What is required:
Go through the lines below. Copy those with "make".

Material shown:
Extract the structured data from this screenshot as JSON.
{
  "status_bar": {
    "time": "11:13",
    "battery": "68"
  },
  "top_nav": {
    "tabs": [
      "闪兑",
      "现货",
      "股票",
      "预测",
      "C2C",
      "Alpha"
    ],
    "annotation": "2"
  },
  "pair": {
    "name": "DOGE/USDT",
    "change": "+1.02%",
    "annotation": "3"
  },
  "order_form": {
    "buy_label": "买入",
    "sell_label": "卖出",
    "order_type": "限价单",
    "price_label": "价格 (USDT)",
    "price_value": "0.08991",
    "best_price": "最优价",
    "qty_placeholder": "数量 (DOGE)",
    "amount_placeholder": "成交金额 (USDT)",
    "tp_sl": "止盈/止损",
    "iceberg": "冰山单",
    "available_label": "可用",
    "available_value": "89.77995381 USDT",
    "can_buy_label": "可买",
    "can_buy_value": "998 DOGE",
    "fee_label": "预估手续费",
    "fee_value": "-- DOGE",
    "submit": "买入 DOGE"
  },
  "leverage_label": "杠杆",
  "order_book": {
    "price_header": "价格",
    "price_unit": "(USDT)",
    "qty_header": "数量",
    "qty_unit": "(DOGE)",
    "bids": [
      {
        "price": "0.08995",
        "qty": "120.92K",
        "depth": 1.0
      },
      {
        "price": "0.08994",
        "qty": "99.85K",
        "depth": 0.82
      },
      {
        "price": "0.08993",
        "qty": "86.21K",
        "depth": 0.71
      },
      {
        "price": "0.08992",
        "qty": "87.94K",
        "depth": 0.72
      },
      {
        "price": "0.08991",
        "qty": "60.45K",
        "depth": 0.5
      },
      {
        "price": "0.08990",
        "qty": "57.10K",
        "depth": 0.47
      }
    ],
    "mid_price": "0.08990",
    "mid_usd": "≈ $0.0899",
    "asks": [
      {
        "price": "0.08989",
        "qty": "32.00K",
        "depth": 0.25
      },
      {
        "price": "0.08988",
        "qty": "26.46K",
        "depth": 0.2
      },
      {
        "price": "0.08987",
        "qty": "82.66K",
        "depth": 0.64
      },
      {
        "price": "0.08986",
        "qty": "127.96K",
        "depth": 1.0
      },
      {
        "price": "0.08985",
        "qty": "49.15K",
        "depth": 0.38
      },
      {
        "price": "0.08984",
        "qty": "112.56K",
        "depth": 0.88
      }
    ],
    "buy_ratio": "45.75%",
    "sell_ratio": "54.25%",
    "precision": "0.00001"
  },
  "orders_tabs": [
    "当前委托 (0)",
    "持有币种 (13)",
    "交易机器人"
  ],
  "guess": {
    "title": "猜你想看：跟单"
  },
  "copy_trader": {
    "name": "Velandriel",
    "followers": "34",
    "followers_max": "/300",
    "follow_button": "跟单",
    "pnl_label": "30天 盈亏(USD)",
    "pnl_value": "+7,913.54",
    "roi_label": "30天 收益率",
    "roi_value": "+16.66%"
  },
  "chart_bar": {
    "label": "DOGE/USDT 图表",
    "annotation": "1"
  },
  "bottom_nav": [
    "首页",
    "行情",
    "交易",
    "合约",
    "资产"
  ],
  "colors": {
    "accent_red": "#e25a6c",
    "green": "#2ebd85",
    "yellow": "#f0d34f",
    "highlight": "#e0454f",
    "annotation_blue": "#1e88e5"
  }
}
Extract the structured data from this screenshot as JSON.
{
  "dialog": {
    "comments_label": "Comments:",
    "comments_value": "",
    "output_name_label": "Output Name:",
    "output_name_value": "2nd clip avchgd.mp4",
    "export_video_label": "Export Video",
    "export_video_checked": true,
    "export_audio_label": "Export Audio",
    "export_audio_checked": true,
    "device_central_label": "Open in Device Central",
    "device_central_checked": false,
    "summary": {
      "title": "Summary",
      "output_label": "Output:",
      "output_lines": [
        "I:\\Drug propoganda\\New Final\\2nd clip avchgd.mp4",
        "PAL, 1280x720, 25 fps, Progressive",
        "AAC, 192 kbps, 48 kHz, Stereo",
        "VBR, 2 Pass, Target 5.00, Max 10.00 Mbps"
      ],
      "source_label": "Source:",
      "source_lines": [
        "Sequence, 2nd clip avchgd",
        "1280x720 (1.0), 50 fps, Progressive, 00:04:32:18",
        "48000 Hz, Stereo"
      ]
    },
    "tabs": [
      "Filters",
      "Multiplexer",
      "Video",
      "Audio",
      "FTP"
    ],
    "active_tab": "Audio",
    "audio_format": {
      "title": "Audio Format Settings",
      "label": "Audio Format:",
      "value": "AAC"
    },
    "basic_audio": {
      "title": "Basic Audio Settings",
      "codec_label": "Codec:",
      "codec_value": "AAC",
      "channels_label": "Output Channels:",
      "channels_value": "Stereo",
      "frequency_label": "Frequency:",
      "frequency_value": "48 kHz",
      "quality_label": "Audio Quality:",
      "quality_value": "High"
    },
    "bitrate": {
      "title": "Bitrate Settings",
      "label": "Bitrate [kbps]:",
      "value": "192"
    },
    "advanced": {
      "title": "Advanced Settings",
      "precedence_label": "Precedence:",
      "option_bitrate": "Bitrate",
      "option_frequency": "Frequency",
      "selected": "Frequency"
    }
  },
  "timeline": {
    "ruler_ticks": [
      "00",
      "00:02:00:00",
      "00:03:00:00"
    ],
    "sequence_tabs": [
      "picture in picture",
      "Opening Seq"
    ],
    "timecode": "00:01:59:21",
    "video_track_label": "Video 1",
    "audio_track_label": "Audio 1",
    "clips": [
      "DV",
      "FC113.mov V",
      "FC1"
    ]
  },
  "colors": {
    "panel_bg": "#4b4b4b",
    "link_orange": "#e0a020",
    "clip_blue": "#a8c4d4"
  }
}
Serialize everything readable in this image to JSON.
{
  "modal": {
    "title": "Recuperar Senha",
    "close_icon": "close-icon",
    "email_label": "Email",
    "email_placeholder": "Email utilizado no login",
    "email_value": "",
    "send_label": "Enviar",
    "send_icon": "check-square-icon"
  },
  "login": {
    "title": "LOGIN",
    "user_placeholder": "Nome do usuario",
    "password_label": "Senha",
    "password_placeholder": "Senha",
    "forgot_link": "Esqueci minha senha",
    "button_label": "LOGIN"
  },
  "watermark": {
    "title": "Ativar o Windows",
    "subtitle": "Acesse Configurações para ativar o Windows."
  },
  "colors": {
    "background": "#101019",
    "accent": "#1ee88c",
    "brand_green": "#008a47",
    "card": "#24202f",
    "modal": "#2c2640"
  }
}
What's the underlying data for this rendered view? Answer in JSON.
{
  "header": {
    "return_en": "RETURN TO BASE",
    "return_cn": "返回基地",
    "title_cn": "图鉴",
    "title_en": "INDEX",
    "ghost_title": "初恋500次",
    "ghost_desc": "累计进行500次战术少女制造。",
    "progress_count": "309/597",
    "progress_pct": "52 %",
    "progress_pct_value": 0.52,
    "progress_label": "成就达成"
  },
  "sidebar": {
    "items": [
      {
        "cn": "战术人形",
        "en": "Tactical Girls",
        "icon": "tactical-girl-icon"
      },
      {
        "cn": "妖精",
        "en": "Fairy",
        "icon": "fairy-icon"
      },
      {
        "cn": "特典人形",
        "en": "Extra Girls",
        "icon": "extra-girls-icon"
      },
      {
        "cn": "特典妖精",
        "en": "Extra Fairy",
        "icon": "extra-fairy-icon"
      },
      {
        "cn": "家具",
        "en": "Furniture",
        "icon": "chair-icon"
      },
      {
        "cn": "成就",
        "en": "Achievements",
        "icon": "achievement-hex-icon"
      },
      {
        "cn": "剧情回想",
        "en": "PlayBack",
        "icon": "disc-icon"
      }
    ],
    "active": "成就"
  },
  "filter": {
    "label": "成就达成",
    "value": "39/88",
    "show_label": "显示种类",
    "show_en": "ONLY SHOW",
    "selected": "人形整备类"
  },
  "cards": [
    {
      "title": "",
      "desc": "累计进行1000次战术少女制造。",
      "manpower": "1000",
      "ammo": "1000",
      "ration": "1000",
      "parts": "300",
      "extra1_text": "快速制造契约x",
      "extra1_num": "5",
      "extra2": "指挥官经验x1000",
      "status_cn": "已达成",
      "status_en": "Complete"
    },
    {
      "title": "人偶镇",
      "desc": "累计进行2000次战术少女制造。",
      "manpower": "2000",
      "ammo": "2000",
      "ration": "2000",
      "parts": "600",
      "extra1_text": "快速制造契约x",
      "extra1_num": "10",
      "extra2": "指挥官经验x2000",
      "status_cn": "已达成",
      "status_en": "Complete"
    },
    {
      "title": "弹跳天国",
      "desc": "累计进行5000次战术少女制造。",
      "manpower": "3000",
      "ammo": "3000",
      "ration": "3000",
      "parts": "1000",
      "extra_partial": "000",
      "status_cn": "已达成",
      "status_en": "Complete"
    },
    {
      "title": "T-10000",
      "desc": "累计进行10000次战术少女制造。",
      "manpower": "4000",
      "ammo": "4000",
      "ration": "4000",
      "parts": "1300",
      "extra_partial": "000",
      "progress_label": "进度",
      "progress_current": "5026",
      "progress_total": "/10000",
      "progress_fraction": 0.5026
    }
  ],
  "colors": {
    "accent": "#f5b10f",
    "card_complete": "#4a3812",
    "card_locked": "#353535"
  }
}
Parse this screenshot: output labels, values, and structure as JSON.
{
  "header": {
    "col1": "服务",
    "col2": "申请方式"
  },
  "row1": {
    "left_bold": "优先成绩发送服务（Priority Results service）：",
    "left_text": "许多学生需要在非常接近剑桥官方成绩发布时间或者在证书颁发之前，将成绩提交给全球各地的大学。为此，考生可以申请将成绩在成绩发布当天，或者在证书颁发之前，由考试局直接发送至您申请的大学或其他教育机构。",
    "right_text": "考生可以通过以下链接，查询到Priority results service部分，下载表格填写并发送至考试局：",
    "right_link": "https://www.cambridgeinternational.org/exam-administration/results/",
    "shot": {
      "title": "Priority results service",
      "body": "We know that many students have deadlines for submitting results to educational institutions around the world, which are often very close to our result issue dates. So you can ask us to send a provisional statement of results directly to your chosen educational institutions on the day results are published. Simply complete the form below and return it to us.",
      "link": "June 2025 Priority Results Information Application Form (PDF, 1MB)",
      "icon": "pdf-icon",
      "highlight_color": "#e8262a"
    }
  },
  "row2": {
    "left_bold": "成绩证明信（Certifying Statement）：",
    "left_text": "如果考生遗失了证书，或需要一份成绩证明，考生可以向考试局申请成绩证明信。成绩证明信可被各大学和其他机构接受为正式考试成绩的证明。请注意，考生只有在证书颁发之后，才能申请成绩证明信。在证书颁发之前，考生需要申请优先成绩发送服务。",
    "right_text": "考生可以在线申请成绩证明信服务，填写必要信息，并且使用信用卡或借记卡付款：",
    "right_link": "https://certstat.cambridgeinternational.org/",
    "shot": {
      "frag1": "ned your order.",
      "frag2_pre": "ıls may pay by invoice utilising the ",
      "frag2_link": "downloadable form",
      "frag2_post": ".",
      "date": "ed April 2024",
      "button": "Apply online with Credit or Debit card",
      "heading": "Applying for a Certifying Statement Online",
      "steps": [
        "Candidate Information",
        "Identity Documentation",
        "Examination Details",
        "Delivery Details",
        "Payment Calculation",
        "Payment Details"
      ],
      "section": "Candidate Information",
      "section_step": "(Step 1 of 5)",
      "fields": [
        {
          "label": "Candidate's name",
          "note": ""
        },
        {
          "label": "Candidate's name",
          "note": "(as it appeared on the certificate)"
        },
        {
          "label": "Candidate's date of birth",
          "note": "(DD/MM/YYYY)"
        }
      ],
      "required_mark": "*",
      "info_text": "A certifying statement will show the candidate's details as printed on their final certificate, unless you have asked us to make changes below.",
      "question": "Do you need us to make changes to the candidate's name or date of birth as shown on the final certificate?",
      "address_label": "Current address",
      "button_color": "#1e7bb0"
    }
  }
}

Final result:
      "info_text": "A certifying statement will show the candidate's details as printed on their final certificate, unless you have asked us to make changes below.",
      "question": "Do you need us to make changes to the candidate's name or date of birth as shown on the final certificate?",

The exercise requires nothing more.